(Description of the task): In the mailing list reply, write out the passage between "From Thomas G." and "or just one?", inclusive, with every "cache" changed to "buffer".

Re: [HACKERS] index fix report - Mailing list pgsql-hackers

From Thomas G. Lockhart
Subject Re: [HACKERS] index fix report
Date
Msg-id 35F00252.E7B6BA5D@alumni.caltech.edu
Whole thread Raw
In response to Re: [HACKERS] index fix report  (Bruce Momjian <maillist@candle.pha.pa.us>)
Responses Re: [HACKERS] index fix report  (Bruce Momjian <maillist@candle.pha.pa.us>)
List pgsql-hackers
> It would help to know if it is the cache, or an index problem.  It is
> sometimes hard to determine because the cache often uses the indexes
> to load the cache.
> Can someone step through a bad entry, and tell me where it is failing?
> If it is in the executor, it probably is an index.  EXPLAIN does show
> what indexes are involved.  Are several indexes failing, or just one?

I'm not sure how to "step through a bad entry" for this case. Just
haven't done it before, and have never used gdb on the backend. That may
explain why I've got so many debugging print statements :)

(Listing):
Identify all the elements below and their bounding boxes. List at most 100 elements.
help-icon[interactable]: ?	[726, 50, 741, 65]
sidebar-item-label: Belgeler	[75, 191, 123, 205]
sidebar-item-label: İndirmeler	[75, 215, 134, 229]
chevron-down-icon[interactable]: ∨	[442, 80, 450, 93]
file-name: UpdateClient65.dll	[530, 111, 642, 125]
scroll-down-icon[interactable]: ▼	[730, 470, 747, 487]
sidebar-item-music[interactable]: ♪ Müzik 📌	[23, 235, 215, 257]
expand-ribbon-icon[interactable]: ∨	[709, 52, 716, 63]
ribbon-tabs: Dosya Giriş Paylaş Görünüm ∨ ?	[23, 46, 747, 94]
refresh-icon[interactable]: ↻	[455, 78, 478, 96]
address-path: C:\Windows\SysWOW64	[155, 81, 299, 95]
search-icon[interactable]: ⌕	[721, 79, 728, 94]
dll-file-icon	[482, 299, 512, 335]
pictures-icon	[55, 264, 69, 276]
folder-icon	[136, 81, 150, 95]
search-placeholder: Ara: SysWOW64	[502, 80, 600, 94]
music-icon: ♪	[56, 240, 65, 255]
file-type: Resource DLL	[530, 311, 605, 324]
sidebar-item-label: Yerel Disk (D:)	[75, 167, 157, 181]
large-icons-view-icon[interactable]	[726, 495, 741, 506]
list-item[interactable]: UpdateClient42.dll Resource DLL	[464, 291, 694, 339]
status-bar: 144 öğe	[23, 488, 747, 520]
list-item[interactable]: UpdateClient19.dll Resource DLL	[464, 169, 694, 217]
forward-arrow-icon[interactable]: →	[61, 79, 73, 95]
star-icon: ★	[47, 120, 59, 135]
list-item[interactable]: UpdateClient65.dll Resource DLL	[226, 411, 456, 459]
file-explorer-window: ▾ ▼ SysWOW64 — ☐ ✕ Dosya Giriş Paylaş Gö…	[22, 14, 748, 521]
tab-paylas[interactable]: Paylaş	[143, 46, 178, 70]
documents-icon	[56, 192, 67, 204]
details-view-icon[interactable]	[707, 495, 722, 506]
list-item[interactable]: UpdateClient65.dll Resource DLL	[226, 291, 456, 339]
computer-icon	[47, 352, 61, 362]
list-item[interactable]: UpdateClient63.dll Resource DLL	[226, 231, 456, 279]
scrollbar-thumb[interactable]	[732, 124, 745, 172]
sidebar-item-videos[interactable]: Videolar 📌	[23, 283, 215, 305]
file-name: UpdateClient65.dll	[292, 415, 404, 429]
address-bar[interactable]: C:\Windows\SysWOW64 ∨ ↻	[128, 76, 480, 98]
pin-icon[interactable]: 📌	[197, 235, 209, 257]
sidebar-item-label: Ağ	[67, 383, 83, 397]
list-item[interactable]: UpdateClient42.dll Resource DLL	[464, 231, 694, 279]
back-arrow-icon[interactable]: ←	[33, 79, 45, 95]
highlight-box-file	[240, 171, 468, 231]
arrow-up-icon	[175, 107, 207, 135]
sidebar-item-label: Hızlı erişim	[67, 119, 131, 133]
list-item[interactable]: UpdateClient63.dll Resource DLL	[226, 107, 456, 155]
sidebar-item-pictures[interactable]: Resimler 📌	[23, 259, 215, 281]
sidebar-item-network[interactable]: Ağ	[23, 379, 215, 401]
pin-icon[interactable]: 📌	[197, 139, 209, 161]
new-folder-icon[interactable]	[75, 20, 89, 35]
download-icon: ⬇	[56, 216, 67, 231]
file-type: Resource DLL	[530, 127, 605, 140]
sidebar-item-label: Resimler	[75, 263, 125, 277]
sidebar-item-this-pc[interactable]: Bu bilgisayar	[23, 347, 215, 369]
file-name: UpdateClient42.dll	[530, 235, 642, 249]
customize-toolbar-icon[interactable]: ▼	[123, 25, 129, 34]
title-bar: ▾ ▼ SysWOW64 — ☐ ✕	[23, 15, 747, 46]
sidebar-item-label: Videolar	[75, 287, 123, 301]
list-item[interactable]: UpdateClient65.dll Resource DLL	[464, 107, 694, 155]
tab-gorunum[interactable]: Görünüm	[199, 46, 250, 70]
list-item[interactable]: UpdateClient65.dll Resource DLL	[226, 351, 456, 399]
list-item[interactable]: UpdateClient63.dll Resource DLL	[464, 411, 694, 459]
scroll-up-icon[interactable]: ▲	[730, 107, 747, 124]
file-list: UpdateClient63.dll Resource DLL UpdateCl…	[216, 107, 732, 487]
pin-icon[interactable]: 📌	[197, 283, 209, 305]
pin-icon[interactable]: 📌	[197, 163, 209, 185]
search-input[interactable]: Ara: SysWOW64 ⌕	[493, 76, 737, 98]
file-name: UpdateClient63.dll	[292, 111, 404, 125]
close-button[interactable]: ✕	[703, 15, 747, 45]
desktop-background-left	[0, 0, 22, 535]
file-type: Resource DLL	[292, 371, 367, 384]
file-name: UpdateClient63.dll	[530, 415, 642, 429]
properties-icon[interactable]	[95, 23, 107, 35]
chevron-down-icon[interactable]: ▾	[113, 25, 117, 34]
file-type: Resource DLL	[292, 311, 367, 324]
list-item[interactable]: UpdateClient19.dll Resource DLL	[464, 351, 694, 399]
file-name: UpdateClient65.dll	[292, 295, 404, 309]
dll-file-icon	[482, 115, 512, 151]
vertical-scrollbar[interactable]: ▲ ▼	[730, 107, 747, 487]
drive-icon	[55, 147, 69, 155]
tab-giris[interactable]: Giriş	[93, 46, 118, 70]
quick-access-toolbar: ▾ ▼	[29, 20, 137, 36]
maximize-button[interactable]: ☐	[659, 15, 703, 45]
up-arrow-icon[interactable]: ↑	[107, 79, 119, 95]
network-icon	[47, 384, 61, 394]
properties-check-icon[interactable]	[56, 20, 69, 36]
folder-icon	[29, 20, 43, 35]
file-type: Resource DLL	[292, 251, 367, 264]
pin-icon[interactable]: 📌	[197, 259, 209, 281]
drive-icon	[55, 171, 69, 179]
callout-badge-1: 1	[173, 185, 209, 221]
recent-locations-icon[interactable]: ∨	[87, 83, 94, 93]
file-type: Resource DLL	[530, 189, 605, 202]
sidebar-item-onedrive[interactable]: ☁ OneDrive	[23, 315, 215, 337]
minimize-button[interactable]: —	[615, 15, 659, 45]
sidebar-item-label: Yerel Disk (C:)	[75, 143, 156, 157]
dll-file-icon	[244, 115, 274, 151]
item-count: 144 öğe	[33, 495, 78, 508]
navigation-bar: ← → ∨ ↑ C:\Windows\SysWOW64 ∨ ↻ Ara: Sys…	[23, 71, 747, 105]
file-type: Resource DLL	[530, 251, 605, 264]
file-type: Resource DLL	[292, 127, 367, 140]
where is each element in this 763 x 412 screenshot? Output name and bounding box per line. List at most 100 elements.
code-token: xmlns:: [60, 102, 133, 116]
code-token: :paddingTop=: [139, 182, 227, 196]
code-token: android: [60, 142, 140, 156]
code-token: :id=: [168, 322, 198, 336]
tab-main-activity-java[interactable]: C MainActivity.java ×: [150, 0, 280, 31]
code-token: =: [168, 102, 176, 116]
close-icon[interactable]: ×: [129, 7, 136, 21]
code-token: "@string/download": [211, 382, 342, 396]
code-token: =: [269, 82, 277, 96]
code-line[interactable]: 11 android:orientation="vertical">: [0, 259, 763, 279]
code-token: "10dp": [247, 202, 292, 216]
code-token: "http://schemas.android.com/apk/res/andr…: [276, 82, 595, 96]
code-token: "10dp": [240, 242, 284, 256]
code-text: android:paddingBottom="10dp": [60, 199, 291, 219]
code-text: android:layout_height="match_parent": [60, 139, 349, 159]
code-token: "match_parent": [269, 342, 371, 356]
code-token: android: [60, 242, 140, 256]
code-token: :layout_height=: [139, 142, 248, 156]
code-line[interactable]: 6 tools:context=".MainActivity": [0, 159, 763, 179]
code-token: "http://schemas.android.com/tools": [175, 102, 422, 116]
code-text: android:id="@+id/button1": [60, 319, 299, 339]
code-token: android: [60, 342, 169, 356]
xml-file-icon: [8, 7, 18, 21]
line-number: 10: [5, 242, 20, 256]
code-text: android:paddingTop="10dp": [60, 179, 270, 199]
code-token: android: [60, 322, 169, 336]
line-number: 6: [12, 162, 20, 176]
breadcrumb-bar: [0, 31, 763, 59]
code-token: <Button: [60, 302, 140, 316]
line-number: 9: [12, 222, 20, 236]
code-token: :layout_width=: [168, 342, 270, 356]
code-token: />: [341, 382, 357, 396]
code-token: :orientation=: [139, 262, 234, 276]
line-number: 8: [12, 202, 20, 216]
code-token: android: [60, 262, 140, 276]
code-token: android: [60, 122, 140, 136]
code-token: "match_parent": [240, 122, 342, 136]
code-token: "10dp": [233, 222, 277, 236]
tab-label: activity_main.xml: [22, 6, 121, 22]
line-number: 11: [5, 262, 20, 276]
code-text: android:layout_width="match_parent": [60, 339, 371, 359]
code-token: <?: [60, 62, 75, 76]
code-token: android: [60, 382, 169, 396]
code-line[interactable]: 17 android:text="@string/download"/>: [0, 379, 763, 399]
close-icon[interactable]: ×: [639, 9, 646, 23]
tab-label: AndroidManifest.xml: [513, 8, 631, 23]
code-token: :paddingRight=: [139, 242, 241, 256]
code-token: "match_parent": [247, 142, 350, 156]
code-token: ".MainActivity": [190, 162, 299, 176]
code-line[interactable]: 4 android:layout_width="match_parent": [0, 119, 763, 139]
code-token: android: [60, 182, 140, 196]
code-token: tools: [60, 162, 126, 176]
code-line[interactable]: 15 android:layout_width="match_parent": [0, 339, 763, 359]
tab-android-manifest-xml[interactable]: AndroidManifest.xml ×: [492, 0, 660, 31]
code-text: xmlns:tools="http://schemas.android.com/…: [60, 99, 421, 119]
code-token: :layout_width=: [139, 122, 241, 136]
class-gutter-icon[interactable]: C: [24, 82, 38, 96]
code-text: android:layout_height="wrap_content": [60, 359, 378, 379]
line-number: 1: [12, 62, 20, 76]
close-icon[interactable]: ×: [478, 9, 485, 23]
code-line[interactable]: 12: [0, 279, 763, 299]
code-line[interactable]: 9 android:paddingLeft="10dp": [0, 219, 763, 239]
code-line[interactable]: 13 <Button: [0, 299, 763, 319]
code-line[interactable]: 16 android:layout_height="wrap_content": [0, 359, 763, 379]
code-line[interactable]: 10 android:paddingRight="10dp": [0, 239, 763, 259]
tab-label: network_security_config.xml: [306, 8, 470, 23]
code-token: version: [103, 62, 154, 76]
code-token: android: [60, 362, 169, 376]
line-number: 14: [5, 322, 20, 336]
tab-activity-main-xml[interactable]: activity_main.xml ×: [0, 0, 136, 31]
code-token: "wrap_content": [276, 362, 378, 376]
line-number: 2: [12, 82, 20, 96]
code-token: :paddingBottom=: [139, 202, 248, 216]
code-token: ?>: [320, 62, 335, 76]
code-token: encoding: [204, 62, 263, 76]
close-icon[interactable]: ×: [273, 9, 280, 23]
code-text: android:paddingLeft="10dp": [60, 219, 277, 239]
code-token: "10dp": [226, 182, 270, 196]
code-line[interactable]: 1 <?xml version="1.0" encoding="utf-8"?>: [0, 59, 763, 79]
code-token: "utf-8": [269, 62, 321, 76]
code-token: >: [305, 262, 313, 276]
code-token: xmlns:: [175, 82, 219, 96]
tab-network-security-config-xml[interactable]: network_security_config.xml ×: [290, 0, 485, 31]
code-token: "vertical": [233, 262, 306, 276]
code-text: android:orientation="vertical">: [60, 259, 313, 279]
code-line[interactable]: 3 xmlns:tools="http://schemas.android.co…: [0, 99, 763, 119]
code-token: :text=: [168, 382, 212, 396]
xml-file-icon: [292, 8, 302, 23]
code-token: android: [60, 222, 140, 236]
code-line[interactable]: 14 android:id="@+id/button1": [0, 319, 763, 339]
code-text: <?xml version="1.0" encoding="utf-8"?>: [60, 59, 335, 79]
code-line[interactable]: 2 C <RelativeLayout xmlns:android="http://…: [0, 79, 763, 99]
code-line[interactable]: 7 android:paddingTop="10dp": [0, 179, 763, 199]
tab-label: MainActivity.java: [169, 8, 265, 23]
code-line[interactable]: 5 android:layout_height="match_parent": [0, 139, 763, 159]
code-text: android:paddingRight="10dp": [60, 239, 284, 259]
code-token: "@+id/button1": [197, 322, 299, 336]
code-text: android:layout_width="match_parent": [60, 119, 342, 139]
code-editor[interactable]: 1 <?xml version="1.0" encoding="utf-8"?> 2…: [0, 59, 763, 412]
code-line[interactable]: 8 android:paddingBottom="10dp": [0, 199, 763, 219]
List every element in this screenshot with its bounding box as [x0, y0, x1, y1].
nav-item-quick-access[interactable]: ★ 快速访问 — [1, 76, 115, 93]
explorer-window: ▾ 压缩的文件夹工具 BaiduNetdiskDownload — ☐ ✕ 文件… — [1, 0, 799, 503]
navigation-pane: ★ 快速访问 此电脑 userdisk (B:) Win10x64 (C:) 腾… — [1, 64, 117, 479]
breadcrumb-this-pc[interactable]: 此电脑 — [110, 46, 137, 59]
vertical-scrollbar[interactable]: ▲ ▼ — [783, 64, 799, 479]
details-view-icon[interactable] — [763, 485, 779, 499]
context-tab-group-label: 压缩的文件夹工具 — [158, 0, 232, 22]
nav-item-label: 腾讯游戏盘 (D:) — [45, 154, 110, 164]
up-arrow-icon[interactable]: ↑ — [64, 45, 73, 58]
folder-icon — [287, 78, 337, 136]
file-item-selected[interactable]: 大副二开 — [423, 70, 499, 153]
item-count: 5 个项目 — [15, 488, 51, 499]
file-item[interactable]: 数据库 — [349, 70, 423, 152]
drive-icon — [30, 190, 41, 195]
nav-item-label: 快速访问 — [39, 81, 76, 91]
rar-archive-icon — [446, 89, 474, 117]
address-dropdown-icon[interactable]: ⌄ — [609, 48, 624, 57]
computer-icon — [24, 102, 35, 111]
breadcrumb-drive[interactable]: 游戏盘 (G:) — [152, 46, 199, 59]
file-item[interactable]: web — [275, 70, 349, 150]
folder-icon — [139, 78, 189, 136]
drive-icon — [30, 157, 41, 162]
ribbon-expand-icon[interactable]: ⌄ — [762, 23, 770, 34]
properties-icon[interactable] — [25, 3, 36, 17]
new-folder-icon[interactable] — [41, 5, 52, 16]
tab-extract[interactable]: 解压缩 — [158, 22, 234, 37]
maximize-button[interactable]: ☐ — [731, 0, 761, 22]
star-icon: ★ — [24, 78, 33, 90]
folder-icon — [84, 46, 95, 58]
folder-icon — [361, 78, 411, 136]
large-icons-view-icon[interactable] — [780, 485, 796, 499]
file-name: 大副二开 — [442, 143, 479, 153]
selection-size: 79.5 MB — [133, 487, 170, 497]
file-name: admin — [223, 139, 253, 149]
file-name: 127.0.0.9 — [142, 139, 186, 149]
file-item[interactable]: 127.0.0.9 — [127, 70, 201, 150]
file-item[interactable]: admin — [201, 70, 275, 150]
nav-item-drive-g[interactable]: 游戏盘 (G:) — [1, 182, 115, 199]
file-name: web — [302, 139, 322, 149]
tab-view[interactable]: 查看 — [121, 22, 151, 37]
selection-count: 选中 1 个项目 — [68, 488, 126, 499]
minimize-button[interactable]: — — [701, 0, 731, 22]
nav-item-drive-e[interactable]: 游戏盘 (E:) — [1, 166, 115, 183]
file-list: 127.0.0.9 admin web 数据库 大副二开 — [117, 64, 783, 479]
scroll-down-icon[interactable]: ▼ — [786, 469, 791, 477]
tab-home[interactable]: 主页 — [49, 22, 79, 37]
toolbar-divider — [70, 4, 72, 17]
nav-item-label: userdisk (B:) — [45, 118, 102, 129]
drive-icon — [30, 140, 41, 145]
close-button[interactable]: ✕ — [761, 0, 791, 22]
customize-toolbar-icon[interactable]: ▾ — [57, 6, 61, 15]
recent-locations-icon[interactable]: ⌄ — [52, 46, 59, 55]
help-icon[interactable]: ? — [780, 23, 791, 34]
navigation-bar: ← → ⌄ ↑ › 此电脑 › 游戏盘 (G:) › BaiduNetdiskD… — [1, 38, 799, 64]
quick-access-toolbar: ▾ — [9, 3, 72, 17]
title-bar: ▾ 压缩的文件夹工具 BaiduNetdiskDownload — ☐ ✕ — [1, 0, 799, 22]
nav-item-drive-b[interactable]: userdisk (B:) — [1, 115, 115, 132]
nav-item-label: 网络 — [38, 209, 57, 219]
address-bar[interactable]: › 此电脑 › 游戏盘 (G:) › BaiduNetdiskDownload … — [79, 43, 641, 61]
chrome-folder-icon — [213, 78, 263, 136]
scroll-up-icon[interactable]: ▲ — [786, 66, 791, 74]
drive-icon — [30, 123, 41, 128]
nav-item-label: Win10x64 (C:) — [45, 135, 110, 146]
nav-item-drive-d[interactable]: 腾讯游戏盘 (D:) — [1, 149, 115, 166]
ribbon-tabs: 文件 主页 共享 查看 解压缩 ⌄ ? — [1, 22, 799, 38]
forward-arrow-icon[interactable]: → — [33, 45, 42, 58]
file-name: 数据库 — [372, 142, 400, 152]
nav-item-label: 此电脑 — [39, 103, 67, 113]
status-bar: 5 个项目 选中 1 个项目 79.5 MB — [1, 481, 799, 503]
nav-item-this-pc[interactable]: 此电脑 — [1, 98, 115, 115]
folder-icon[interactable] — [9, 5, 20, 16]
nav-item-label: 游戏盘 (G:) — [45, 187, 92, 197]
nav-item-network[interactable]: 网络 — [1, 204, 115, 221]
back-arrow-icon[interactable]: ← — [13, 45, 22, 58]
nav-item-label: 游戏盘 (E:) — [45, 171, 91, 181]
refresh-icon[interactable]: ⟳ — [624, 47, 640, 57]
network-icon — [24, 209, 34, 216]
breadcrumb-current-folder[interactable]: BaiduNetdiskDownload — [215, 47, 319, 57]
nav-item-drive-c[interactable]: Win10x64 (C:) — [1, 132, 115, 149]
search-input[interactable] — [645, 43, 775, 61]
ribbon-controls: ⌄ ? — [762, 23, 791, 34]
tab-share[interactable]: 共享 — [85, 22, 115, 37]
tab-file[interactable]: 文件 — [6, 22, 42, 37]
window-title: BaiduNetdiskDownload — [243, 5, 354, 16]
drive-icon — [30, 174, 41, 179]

(Exercise response):
From Thomas G. Lockhart
Subject Re: [HACKERS] index fix report
Date
Msg-id 35F00252.E7B6BA5D@alumni.caltech.edu
Whole thread Raw
In response to Re: [HACKERS] index fix report  (Bruce Momjian <maillist@candle.pha.pa.us>)
Responses Re: [HACKERS] index fix report  (Bruce Momjian <maillist@candle.pha.pa.us>)
List pgsql-hackers
> It would help to know if it is the buffer, or an index problem.  It is
> sometimes hard to determine because the buffer often uses the indexes
> to load the buffer.
> Can someone step through a bad entry, and tell me where it is failing?
> If it is in the executor, it probably is an index.  EXPLAIN does show
> what indexes are involved.  Are several indexes failing, or just one?